***** Items

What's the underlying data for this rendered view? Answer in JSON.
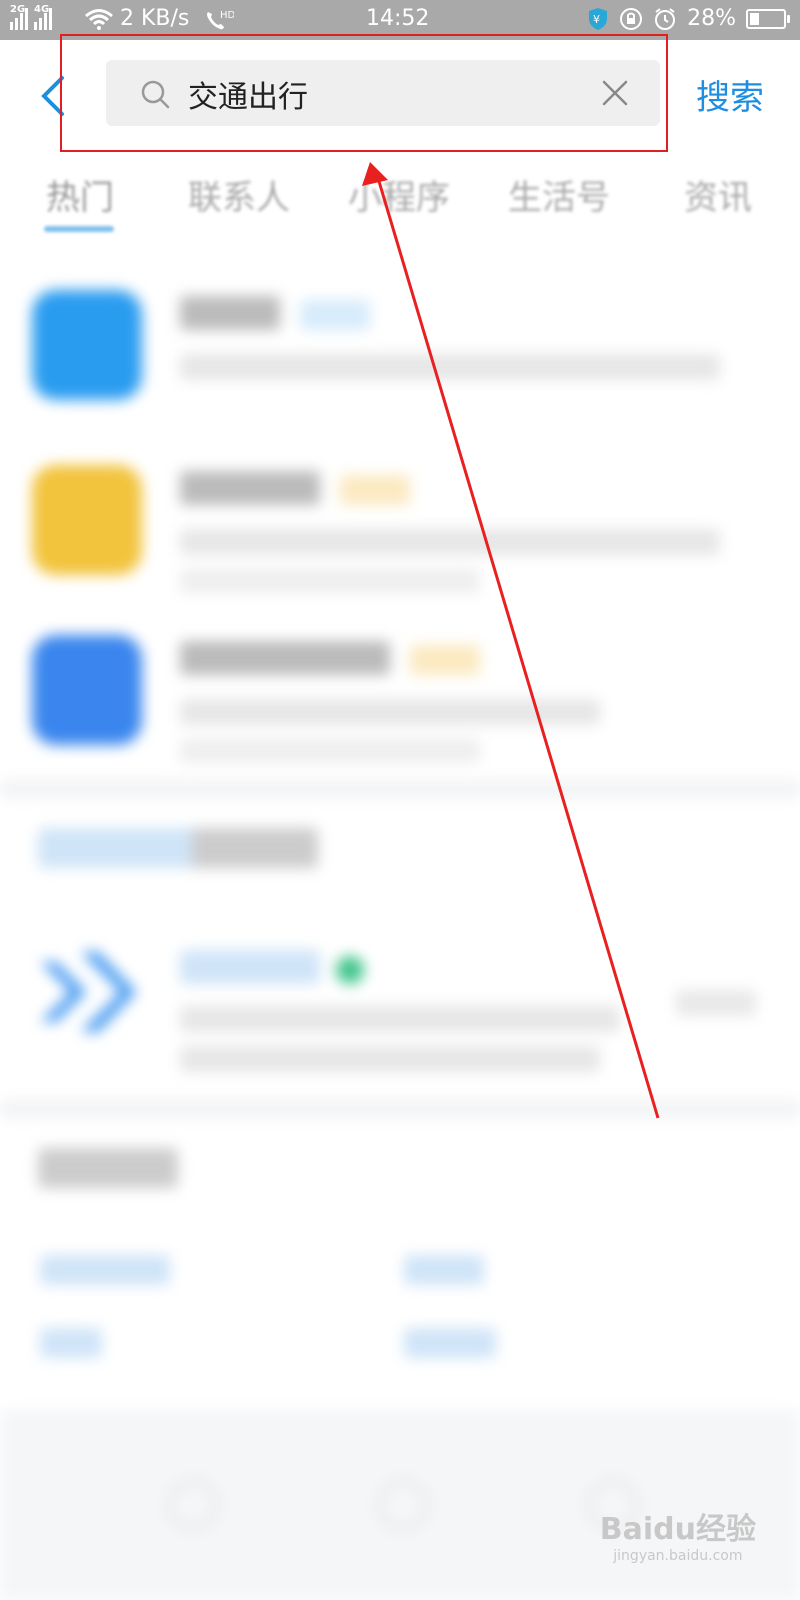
{
  "status_bar": {
    "network_1": "2G",
    "network_2": "4G",
    "speed": "2 KB/s",
    "call_badge": "HD",
    "time": "14:52",
    "battery": "28%",
    "battery_level": 0.28,
    "icons": [
      "signal-icon",
      "wifi-icon",
      "hd-call-icon",
      "shield-icon",
      "lock-icon",
      "alarm-icon",
      "battery-icon"
    ]
  },
  "header": {
    "back_icon": "chevron-left-icon",
    "search_value": "交通出行",
    "search_icon": "search-icon",
    "clear_icon": "close-icon",
    "search_button": "搜索"
  },
  "tabs": [
    {
      "label": "热门",
      "active": true
    },
    {
      "label": "联系人"
    },
    {
      "label": "小程序"
    },
    {
      "label": "生活号"
    },
    {
      "label": "资讯"
    }
  ],
  "colors": {
    "accent": "#1e8fe0",
    "annotation_red": "#e02020",
    "status_bar_bg": "#a9a9a9"
  },
  "watermark": {
    "logo": "Baidu经验",
    "sub": "jingyan.baidu.com"
  }
}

**********

Instructions for the task => Copy the material above exactly and drop the pictures.

Written answer =>
What's the underlying data for this rendered view? Answer in JSON.
{
  "status_bar": {
    "network_1": "2G",
    "network_2": "4G",
    "speed": "2 KB/s",
    "call_badge": "HD",
    "time": "14:52",
    "battery": "28%",
    "battery_level": 0.28,
    "icons": [
      "signal-icon",
      "wifi-icon",
      "hd-call-icon",
      "shield-icon",
      "lock-icon",
      "alarm-icon",
      "battery-icon"
    ]
  },
  "header": {
    "back_icon": "chevron-left-icon",
    "search_value": "交通出行",
    "search_icon": "search-icon",
    "clear_icon": "close-icon",
    "search_button": "搜索"
  },
  "tabs": [
    {
      "label": "热门",
      "active": true
    },
    {
      "label": "联系人"
    },
    {
      "label": "小程序"
    },
    {
      "label": "生活号"
    },
    {
      "label": "资讯"
    }
  ],
  "colors": {
    "accent": "#1e8fe0",
    "annotation_red": "#e02020",
    "status_bar_bg": "#a9a9a9"
  },
  "watermark": {
    "logo": "Baidu经验",
    "sub": "jingyan.baidu.com"
  }
}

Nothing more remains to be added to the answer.